* _Textauszug_:
....

Was ist denn da falsch?

----------

## Haldir

Korrekt wäre eigentlich ip-up.local

das haupt ip-up script müßte sowas wie ip-up.local parsen (mußt nachschauen), ist zumindest mit pppd-2.42 so.

ip-up.local sieht bei mir so aus:

#!/bin/sh

/usr/bin/ntpdate -s ptbtime1.ptb.de ptbtime2.ptb.de

/usr/bin/ez-ipupdate -q -c /etc/dyndns.conf

----------

## dilandau

das ip-up script ist bei mir leer und eine ip-up.local gibts nicht. es geht nicht. -.-''' flenn

----------

## c07

 *dilandau wrote:*   

> das ip-up script ist bei mir leer und eine ip-up.local gibts nicht. es geht nicht. -.-''' flenn

 

Dann sollte ein Update von ppp helfen. Oder nochmal emergen und etc-update gewissenhaft durchführen.

----------

## dilandau

so geschehen, das up/down sieht nun mächtig aus mit komplizierten scripts drin, die die .local scripts aufrufen wollen. habe in ip-up.local einmal /sbin/shorewall -fq start eingetragen und chmod auf 750 gesetzt (ich weis ja nicht ob das vielleicht nicht von root selbst ausgeführt wird, wohl nicht).  es funktiuonert aber trotzdem nur manuell. wenn ich /etc/ppp/ip-up.local eingebe funktioniert es aber beim booten nicht.  :Sad: 

----------

....

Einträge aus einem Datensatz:
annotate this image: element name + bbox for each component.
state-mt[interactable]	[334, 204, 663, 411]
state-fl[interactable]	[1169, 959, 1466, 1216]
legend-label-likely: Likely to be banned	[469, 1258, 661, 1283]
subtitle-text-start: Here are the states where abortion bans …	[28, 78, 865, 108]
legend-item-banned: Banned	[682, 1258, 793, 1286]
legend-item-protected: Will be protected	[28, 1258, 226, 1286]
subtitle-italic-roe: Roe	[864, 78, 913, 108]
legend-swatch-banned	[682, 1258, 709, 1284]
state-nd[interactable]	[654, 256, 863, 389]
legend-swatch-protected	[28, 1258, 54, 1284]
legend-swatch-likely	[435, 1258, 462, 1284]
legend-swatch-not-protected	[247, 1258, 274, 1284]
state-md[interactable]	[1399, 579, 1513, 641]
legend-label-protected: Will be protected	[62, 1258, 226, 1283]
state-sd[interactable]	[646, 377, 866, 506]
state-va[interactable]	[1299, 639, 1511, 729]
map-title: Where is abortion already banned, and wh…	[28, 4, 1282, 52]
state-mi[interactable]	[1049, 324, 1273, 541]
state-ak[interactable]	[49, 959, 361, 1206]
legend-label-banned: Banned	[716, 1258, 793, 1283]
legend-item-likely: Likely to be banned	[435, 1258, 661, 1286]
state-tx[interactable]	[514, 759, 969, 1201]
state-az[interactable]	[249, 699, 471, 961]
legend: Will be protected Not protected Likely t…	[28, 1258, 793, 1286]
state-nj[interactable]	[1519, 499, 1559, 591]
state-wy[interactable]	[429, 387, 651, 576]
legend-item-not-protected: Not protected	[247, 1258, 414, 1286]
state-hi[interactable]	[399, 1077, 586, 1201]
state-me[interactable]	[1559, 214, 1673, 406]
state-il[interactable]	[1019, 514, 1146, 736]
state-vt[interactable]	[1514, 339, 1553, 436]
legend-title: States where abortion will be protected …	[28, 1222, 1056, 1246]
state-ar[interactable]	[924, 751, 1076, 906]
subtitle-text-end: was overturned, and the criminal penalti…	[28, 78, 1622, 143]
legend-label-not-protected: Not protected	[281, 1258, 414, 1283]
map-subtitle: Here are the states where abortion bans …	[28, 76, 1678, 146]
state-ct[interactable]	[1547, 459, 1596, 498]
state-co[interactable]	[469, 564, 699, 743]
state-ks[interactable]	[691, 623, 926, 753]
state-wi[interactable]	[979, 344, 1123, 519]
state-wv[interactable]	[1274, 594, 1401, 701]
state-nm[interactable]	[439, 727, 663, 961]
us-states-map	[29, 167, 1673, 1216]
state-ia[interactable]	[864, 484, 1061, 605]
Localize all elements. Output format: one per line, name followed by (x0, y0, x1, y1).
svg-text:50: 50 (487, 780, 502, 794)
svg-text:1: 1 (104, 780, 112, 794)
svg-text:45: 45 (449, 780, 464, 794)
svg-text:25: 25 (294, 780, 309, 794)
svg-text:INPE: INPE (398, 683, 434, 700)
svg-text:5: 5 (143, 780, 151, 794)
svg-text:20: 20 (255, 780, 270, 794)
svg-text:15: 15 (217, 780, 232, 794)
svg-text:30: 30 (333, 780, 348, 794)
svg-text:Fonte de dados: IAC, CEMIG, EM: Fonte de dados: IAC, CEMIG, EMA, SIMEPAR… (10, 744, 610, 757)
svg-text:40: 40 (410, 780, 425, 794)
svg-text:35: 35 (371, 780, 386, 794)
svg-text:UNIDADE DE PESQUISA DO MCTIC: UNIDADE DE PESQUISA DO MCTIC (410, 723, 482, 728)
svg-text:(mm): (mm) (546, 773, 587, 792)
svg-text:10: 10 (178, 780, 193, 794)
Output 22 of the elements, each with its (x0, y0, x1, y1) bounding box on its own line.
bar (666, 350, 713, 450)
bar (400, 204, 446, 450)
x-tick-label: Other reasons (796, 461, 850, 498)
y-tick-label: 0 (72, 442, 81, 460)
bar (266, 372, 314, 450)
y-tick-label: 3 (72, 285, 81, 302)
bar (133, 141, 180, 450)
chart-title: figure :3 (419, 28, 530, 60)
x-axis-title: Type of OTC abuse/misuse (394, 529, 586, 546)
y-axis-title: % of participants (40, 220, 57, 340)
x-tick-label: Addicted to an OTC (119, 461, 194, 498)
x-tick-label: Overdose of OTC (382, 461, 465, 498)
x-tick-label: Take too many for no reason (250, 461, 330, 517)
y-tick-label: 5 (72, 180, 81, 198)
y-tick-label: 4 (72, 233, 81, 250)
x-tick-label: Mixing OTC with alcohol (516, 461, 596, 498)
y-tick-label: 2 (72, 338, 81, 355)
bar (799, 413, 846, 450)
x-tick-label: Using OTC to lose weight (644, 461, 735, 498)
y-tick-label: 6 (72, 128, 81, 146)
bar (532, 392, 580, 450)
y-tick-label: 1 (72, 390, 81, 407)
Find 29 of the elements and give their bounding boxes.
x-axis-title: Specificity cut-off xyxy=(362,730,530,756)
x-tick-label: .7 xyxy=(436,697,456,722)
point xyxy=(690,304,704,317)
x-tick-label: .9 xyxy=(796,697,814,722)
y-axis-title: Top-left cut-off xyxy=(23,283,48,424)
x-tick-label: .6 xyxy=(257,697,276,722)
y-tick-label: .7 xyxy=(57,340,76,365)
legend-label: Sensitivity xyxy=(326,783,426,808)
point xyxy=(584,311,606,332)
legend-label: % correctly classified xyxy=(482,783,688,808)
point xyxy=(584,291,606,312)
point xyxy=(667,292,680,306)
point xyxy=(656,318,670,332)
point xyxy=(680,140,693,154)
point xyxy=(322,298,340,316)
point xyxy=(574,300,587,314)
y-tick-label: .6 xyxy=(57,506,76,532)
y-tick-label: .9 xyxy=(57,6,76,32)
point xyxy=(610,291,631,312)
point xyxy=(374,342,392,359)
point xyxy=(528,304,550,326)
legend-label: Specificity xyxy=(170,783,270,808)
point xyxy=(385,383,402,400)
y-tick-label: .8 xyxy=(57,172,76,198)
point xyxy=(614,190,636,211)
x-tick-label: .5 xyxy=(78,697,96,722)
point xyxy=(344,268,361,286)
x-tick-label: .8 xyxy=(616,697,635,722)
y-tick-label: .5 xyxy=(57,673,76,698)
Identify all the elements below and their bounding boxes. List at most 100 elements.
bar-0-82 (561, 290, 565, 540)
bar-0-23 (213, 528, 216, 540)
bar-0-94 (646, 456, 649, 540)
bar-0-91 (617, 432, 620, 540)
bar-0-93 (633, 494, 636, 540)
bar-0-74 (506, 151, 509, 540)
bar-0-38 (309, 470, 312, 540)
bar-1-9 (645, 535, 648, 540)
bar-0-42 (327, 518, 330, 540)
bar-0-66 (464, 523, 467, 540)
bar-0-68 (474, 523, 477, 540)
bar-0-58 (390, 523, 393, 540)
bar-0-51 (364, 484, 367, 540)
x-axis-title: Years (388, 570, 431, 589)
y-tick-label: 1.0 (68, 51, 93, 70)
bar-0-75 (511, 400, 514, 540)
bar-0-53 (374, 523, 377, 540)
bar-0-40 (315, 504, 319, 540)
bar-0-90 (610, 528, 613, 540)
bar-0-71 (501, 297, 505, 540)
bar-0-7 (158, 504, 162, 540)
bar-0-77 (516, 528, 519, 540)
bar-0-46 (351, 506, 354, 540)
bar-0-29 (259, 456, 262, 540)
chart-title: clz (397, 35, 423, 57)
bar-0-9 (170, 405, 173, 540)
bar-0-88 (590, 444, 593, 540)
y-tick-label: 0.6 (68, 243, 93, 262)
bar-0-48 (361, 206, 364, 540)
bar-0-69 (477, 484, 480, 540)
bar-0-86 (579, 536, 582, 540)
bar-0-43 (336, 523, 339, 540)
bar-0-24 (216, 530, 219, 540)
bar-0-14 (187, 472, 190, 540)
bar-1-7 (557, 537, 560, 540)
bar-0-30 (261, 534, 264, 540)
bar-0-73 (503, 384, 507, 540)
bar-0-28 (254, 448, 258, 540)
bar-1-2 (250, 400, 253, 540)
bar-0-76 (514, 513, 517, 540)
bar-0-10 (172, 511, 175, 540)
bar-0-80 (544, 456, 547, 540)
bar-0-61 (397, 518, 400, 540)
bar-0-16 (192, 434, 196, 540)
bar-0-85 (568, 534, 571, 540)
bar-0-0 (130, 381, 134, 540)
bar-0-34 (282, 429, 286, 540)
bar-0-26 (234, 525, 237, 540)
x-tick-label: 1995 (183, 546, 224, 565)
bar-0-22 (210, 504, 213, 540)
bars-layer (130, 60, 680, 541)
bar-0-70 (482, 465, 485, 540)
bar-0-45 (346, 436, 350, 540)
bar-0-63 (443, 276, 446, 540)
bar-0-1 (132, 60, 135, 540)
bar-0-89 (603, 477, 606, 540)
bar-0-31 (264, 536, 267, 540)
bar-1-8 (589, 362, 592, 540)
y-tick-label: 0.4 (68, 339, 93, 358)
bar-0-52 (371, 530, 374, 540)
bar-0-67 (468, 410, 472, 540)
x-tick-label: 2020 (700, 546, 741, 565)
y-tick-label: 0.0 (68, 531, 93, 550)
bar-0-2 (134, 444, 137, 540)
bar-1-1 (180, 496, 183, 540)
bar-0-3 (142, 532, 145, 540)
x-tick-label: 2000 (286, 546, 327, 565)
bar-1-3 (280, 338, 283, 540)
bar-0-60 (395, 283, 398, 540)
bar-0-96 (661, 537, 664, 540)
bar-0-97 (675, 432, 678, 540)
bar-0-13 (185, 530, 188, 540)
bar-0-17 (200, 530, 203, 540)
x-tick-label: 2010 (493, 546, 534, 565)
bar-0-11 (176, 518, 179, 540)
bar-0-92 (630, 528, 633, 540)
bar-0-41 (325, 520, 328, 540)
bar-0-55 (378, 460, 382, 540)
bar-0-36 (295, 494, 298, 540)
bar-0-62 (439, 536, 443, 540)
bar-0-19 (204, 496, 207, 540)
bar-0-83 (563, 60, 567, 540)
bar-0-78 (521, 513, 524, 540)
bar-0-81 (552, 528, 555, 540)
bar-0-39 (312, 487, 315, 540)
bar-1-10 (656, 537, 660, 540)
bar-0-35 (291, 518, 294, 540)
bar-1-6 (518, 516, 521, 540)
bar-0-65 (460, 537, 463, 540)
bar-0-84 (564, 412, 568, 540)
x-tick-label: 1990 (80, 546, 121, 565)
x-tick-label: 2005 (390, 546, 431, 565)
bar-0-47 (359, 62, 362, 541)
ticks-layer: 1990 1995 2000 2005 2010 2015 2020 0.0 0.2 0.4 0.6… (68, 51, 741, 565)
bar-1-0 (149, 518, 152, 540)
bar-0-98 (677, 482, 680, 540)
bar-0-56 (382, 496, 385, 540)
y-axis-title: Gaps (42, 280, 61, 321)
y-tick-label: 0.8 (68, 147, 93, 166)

....

Prüfen Sie, ob die folgenden Aussagen mit dem Textauszug übereinstimmen, und begründen Sie jedes Ja oder Nein mit einem wörtlichen Zitat daraus: (a) Bei dilandau existiert zunächst keine Datei ip-up.local. (b) c07 empfiehlt, ppp vollständig zu entfernen. (c) Nach der Änderung von ip-up.local funktioniert der Eintrag bei dilandau auch beim Booten.

(a) Ja: „eine ip-up.local gibts nicht“
(b) Nein: „Dann sollte ein Update von ppp helfen.“
(c) Nein: „funktioniert es aber beim booten nicht“